◆ **What to produce**
Report how many lines of these entries hold the string "уметь"; reply with the number alone.

┏━━

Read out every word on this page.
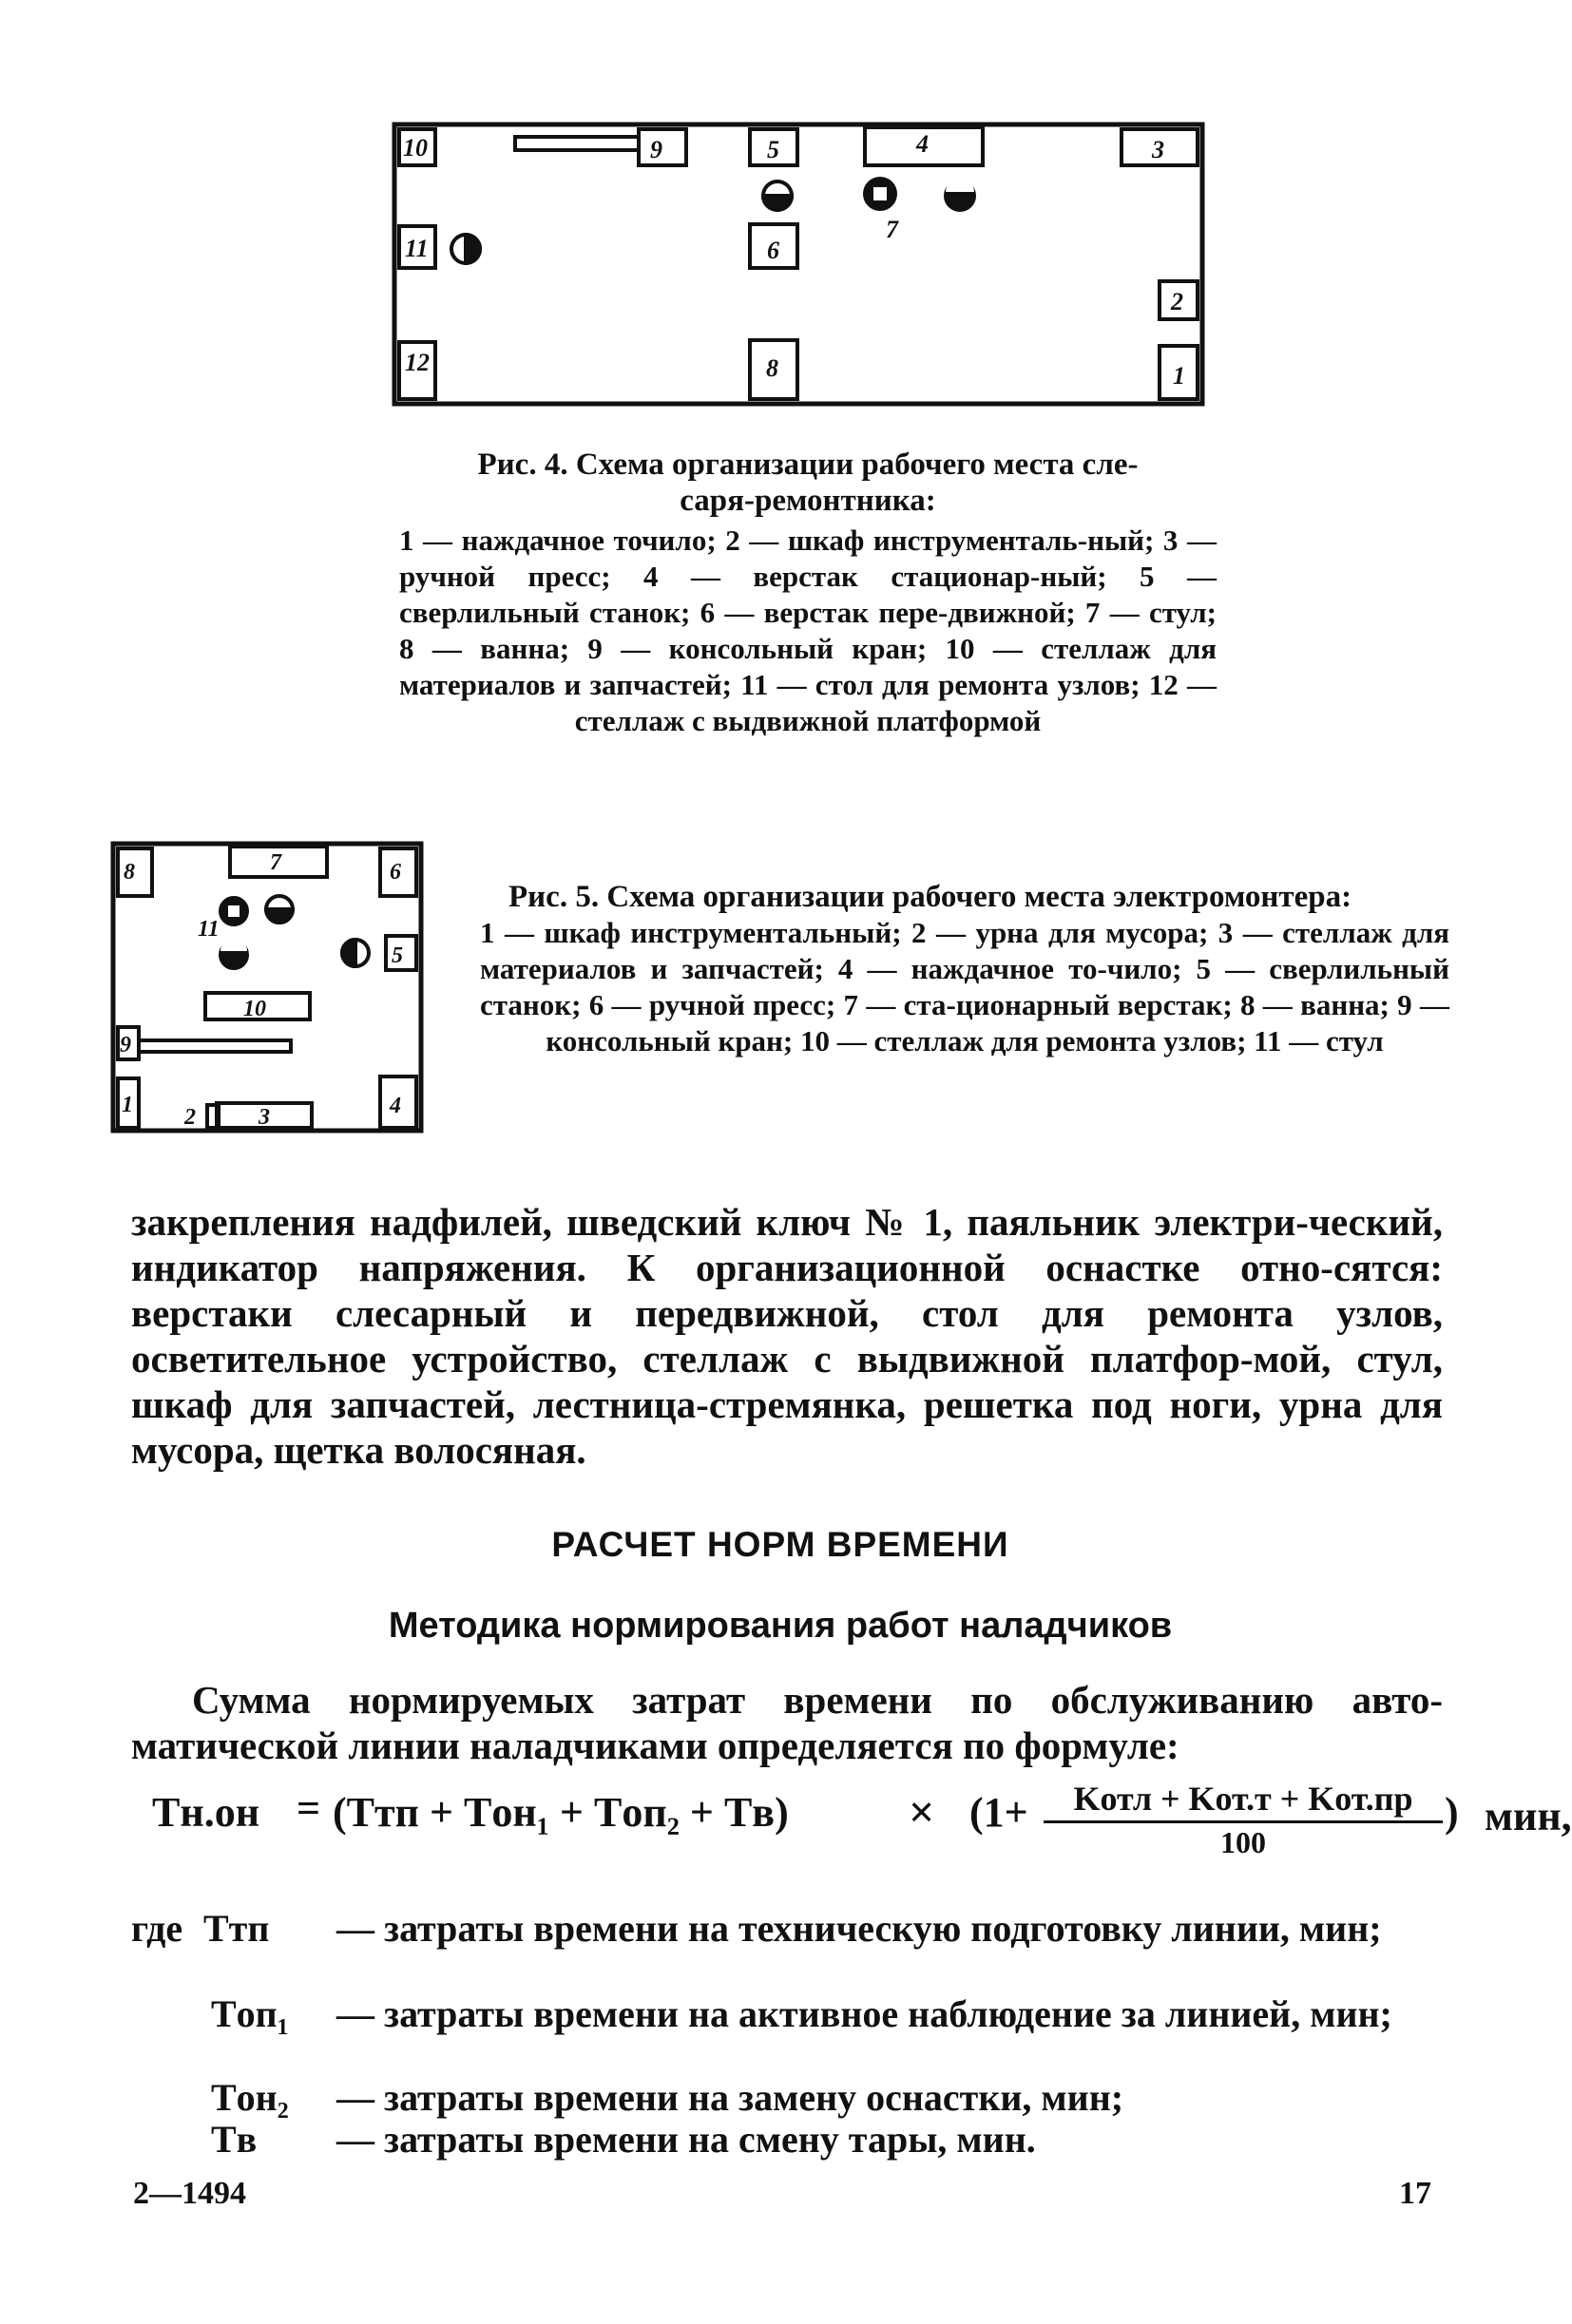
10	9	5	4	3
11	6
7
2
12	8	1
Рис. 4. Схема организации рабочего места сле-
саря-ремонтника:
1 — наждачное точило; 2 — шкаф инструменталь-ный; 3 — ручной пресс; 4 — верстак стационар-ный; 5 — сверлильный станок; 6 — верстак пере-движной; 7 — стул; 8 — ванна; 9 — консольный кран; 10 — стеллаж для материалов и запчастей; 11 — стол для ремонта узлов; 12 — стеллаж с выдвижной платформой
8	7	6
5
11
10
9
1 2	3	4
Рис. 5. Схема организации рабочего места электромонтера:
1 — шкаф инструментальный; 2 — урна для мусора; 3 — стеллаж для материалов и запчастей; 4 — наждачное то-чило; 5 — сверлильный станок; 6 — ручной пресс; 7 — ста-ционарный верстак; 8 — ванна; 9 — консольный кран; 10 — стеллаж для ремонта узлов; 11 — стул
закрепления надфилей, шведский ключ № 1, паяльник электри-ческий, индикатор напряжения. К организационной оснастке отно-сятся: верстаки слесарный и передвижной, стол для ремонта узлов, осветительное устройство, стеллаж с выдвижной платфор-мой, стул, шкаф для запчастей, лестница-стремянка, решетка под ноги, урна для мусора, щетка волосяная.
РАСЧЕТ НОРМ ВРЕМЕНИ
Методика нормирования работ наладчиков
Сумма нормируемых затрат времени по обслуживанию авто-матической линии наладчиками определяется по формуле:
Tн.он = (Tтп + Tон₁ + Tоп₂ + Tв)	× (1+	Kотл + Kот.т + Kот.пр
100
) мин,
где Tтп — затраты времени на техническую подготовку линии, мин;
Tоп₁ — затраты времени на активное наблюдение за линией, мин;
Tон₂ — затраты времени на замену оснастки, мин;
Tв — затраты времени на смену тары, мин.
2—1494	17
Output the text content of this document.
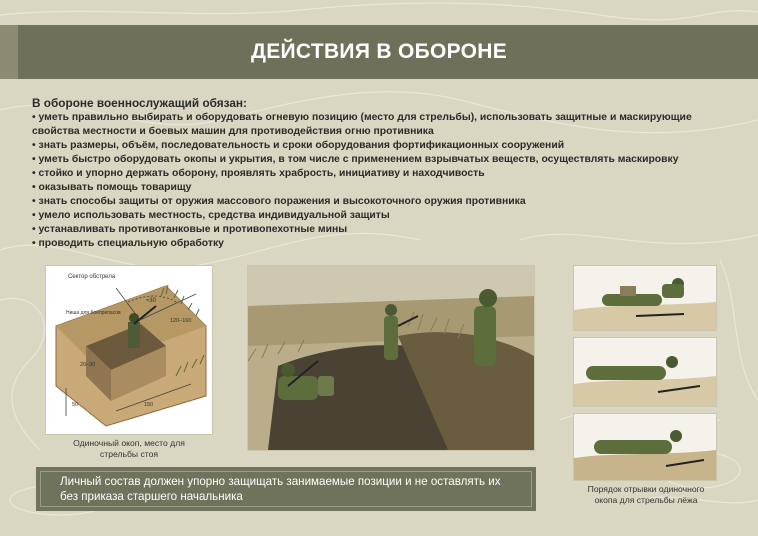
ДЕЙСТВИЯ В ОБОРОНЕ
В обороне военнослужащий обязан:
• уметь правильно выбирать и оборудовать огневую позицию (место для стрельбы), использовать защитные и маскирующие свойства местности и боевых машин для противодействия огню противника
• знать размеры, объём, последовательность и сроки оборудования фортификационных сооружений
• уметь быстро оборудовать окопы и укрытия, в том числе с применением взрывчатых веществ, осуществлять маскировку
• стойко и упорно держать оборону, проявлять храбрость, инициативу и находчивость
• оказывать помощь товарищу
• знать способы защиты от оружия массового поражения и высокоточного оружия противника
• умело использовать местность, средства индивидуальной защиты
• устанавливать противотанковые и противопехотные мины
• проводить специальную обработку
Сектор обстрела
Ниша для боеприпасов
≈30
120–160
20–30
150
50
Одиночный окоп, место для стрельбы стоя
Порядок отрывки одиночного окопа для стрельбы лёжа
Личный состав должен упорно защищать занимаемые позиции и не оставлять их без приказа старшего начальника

┗━━

◆ **Written solution**
2